YOUR INSTRUCTIONS: Below are the records; collect from them each line containing the string "lavoro".

(Records contained in a dataset)

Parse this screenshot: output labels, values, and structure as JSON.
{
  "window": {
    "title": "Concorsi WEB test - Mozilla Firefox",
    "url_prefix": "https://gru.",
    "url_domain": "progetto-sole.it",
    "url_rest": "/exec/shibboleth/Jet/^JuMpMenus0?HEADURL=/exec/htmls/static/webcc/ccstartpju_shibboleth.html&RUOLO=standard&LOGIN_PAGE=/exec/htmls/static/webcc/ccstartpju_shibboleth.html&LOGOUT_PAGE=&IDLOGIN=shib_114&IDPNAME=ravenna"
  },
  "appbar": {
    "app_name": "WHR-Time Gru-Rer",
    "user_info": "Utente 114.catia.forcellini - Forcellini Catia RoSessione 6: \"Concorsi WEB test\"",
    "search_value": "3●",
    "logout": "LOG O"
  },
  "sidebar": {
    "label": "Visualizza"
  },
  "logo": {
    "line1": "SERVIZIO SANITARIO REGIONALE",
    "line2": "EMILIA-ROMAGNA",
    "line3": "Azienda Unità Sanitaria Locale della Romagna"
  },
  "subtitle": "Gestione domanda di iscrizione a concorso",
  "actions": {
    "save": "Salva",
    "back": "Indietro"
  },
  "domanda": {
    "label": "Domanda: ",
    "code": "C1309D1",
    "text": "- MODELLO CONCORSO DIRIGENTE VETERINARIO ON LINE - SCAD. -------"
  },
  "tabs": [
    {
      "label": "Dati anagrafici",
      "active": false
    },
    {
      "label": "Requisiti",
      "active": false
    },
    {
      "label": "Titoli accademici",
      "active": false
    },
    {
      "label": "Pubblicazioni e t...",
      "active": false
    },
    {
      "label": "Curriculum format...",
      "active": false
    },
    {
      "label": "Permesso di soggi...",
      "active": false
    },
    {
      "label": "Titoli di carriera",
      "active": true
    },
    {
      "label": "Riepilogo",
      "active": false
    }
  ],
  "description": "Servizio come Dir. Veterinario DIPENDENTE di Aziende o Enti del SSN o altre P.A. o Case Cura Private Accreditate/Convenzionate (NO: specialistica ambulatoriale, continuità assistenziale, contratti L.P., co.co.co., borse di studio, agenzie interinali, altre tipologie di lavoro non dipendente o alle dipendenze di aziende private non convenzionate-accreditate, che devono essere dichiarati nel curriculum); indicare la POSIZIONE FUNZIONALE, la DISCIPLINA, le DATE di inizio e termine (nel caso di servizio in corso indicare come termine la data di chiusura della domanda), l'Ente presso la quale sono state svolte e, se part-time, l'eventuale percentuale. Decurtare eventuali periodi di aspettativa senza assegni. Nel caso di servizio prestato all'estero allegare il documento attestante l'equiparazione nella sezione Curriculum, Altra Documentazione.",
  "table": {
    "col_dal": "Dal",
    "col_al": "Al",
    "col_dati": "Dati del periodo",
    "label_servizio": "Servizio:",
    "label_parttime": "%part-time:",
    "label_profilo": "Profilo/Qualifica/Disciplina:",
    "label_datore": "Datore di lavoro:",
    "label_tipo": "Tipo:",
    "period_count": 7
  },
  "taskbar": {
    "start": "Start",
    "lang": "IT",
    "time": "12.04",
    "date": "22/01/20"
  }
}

REPLY TO THE EXERCISE:
  "description": "Servizio come Dir. Veterinario DIPENDENTE di Aziende o Enti del SSN o altre P.A. o Case Cura Private Accreditate/Convenzionate (NO: specialistica ambulatoriale, continuità assistenziale, contratti L.P., co.co.co., borse di studio, agenzie interinali, altre tipologie di lavoro non dipendente o alle dipendenze di aziende private non convenzionate-accreditate, che devono essere dichiarati nel curriculum); indicare la POSIZIONE FUNZIONALE, la DISCIPLINA, le DATE di inizio e termine (nel caso di servizio in corso indicare come termine la data di chiusura della domanda), l'Ente presso la quale sono state svolte e, se part-time, l'eventuale percentuale. Decurtare eventuali periodi di aspettativa senza assegni. Nel caso di servizio prestato all'estero allegare il documento attestante l'equiparazione nella sezione Curriculum, Altra Documentazione.",
    "label_datore": "Datore di lavoro:",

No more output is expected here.